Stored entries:
'''
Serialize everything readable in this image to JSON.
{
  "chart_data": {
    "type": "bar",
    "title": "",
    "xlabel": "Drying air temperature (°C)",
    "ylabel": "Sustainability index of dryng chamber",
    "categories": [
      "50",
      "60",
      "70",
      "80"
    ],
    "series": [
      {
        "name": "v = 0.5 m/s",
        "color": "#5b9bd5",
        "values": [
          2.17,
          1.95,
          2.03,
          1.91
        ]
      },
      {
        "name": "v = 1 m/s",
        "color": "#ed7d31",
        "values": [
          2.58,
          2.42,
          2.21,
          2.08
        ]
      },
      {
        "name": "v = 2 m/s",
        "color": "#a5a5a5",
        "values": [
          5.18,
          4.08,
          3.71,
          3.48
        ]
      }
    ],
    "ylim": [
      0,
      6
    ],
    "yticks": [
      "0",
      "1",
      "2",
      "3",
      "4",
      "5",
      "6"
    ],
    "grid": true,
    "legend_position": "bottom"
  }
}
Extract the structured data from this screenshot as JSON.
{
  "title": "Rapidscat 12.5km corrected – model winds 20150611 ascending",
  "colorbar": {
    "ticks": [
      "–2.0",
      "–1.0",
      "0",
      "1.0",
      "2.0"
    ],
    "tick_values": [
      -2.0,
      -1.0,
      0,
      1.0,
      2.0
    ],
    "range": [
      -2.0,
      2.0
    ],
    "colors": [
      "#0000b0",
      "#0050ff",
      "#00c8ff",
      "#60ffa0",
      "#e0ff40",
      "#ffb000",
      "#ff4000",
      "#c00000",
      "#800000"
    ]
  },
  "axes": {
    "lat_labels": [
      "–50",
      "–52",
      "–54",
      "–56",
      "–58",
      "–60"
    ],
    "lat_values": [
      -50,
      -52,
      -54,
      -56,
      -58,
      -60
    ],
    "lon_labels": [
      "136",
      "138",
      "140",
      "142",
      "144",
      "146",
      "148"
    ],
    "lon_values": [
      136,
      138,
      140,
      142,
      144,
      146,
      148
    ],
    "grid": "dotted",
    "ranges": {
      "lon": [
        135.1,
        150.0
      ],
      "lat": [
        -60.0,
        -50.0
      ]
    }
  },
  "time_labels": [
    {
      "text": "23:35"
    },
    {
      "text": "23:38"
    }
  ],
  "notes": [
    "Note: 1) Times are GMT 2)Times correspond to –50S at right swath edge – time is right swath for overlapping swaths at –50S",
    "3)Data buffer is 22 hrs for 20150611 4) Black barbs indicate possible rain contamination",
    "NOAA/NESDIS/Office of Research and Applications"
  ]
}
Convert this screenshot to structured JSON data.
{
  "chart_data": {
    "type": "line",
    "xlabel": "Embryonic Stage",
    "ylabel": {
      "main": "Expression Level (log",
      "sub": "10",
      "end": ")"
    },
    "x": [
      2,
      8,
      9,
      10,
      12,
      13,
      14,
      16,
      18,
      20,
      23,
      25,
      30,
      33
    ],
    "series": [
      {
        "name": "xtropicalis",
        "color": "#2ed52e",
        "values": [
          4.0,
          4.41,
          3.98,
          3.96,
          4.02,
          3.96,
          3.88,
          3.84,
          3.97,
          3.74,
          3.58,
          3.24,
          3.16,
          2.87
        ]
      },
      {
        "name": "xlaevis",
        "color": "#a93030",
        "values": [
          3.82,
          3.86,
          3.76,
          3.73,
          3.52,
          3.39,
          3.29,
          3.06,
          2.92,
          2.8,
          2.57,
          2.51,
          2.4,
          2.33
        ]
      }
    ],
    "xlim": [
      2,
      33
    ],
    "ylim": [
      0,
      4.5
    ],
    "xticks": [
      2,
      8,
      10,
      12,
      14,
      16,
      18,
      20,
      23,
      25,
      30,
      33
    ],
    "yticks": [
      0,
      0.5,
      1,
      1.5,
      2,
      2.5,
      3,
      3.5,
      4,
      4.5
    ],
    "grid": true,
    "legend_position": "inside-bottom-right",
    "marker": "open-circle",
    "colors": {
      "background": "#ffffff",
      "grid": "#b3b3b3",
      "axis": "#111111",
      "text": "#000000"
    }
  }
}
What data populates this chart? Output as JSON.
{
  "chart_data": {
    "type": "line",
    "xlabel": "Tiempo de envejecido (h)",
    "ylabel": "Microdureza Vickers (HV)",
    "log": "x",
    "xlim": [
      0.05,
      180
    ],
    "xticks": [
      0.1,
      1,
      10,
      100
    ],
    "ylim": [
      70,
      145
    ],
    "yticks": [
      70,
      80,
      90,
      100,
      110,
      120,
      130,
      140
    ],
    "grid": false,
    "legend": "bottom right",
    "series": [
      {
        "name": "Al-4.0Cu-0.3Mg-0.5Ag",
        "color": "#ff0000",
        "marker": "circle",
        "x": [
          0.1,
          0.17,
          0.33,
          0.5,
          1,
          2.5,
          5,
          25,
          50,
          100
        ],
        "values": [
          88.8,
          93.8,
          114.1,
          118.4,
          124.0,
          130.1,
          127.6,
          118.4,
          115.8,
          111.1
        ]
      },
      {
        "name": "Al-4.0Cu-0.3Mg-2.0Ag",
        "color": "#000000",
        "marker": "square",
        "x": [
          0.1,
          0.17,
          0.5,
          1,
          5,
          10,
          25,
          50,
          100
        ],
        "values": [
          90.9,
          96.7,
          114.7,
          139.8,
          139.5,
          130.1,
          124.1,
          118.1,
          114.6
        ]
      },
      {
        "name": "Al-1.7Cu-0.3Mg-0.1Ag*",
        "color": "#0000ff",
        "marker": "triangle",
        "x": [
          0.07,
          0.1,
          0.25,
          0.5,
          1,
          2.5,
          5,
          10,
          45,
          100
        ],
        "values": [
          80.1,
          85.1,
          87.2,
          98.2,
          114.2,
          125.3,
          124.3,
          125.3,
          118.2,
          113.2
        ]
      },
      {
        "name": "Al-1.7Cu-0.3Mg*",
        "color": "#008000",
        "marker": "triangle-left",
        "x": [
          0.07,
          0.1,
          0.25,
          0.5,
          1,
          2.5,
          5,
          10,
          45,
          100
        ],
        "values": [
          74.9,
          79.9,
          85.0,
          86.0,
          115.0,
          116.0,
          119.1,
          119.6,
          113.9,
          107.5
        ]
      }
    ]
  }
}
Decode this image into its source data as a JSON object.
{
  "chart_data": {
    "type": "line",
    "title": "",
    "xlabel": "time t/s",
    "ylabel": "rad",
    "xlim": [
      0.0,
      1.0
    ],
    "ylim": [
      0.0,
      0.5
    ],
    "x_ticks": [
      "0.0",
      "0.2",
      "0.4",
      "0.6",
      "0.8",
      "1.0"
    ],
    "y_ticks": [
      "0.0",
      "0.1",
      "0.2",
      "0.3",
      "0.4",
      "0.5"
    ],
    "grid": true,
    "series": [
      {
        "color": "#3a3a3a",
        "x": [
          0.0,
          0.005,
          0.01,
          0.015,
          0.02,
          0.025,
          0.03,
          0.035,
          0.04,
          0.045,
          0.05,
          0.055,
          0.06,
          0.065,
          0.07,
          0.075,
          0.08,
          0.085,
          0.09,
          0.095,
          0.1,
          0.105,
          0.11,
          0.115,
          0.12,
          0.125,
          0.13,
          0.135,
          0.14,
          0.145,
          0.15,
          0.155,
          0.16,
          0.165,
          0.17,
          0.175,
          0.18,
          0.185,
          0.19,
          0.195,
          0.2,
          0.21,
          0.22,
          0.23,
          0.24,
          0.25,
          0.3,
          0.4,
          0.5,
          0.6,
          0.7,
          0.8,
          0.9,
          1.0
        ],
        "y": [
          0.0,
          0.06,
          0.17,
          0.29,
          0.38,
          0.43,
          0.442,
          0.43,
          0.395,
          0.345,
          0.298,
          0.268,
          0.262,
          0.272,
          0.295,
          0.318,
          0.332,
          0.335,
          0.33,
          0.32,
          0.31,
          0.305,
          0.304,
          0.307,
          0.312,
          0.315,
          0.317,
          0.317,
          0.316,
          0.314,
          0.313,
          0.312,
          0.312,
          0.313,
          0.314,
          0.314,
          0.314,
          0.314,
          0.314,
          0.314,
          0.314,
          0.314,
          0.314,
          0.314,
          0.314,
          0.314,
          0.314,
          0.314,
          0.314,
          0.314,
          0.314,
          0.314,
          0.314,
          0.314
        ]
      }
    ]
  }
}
'''
What the task requires
From the data, collect all lines where the string "marker" appears.

Solution for this exercise
    "marker": "open-circle",
        "marker": "circle",
        "marker": "square",
        "marker": "triangle",
        "marker": "triangle-left",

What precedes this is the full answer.